-- START OF LISTING --

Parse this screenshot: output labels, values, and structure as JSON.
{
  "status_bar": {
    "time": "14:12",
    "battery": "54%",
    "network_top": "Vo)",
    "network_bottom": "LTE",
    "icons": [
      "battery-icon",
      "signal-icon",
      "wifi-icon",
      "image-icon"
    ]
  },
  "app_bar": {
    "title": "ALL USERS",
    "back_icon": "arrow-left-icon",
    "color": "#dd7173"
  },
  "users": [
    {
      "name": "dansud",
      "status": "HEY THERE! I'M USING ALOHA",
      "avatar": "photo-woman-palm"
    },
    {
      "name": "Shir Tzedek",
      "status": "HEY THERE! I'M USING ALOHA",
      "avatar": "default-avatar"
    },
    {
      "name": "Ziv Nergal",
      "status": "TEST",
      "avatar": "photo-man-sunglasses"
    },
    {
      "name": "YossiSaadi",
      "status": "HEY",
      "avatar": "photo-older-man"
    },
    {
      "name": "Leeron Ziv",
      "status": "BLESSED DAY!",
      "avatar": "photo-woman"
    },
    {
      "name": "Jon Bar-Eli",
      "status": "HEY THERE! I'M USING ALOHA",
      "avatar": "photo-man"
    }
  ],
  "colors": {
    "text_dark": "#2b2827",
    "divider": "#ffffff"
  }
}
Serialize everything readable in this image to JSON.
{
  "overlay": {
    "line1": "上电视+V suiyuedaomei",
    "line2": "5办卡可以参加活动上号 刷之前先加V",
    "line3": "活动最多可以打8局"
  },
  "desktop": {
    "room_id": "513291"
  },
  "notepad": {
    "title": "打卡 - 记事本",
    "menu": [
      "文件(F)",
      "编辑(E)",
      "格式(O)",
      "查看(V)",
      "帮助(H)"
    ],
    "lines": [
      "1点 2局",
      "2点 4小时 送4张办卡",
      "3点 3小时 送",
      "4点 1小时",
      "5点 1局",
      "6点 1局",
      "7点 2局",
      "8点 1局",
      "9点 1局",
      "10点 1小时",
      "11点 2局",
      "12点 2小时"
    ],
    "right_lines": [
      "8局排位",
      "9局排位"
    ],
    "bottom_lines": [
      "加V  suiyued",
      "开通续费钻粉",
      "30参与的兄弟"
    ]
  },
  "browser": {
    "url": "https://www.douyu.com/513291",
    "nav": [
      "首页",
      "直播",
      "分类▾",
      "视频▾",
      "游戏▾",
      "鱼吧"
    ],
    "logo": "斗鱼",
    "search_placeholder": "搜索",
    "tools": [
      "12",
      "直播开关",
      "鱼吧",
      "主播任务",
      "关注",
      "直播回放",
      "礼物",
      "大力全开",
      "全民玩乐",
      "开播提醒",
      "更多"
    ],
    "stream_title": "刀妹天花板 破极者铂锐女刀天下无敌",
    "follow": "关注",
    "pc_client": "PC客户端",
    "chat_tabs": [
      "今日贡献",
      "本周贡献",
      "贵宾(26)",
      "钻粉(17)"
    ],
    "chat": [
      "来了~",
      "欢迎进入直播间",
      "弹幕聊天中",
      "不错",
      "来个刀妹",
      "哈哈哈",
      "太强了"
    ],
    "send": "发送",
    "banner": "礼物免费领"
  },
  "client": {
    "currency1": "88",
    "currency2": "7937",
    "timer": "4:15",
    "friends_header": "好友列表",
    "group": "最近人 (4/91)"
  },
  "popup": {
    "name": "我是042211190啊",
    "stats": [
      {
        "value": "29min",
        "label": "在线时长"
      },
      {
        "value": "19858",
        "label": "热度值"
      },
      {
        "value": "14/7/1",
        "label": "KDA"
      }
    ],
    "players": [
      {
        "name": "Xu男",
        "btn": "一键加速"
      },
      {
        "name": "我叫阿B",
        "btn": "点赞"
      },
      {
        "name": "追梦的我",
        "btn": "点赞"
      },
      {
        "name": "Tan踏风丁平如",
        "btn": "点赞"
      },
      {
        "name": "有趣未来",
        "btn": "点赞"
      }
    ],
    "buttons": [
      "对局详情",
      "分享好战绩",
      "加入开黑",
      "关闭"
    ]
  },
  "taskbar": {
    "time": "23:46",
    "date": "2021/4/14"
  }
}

-- END OF LISTING --

PROBLEM REQUIREMENTS — Your task is to retype all the records above with nothing left out.

ANSWER FOR THE TASK —
Parse this screenshot: output labels, values, and structure as JSON.
{
  "status_bar": {
    "time": "14:12",
    "battery": "54%",
    "network_top": "Vo)",
    "network_bottom": "LTE",
    "icons": [
      "battery-icon",
      "signal-icon",
      "wifi-icon",
      "image-icon"
    ]
  },
  "app_bar": {
    "title": "ALL USERS",
    "back_icon": "arrow-left-icon",
    "color": "#dd7173"
  },
  "users": [
    {
      "name": "dansud",
      "status": "HEY THERE! I'M USING ALOHA",
      "avatar": "photo-woman-palm"
    },
    {
      "name": "Shir Tzedek",
      "status": "HEY THERE! I'M USING ALOHA",
      "avatar": "default-avatar"
    },
    {
      "name": "Ziv Nergal",
      "status": "TEST",
      "avatar": "photo-man-sunglasses"
    },
    {
      "name": "YossiSaadi",
      "status": "HEY",
      "avatar": "photo-older-man"
    },
    {
      "name": "Leeron Ziv",
      "status": "BLESSED DAY!",
      "avatar": "photo-woman"
    },
    {
      "name": "Jon Bar-Eli",
      "status": "HEY THERE! I'M USING ALOHA",
      "avatar": "photo-man"
    }
  ],
  "colors": {
    "text_dark": "#2b2827",
    "divider": "#ffffff"
  }
}
Serialize everything readable in this image to JSON.
{
  "overlay": {
    "line1": "上电视+V suiyuedaomei",
    "line2": "5办卡可以参加活动上号 刷之前先加V",
    "line3": "活动最多可以打8局"
  },
  "desktop": {
    "room_id": "513291"
  },
  "notepad": {
    "title": "打卡 - 记事本",
    "menu": [
      "文件(F)",
      "编辑(E)",
      "格式(O)",
      "查看(V)",
      "帮助(H)"
    ],
    "lines": [
      "1点 2局",
      "2点 4小时 送4张办卡",
      "3点 3小时 送",
      "4点 1小时",
      "5点 1局",
      "6点 1局",
      "7点 2局",
      "8点 1局",
      "9点 1局",
      "10点 1小时",
      "11点 2局",
      "12点 2小时"
    ],
    "right_lines": [
      "8局排位",
      "9局排位"
    ],
    "bottom_lines": [
      "加V  suiyued",
      "开通续费钻粉",
      "30参与的兄弟"
    ]
  },
  "browser": {
    "url": "https://www.douyu.com/513291",
    "nav": [
      "首页",
      "直播",
      "分类▾",
      "视频▾",
      "游戏▾",
      "鱼吧"
    ],
    "logo": "斗鱼",
    "search_placeholder": "搜索",
    "tools": [
      "12",
      "直播开关",
      "鱼吧",
      "主播任务",
      "关注",
      "直播回放",
      "礼物",
      "大力全开",
      "全民玩乐",
      "开播提醒",
      "更多"
    ],
    "stream_title": "刀妹天花板 破极者铂锐女刀天下无敌",
    "follow": "关注",
    "pc_client": "PC客户端",
    "chat_tabs": [
      "今日贡献",
      "本周贡献",
      "贵宾(26)",
      "钻粉(17)"
    ],
    "chat": [
      "来了~",
      "欢迎进入直播间",
      "弹幕聊天中",
      "不错",
      "来个刀妹",
      "哈哈哈",
      "太强了"
    ],
    "send": "发送",
    "banner": "礼物免费领"
  },
  "client": {
    "currency1": "88",
    "currency2": "7937",
    "timer": "4:15",
    "friends_header": "好友列表",
    "group": "最近人 (4/91)"
  },
  "popup": {
    "name": "我是042211190啊",
    "stats": [
      {
        "value": "29min",
        "label": "在线时长"
      },
      {
        "value": "19858",
        "label": "热度值"
      },
      {
        "value": "14/7/1",
        "label": "KDA"
      }
    ],
    "players": [
      {
        "name": "Xu男",
        "btn": "一键加速"
      },
      {
        "name": "我叫阿B",
        "btn": "点赞"
      },
      {
        "name": "追梦的我",
        "btn": "点赞"
      },
      {
        "name": "Tan踏风丁平如",
        "btn": "点赞"
      },
      {
        "name": "有趣未来",
        "btn": "点赞"
      }
    ],
    "buttons": [
      "对局详情",
      "分享好战绩",
      "加入开黑",
      "关闭"
    ]
  },
  "taskbar": {
    "time": "23:46",
    "date": "2021/4/14"
  }
}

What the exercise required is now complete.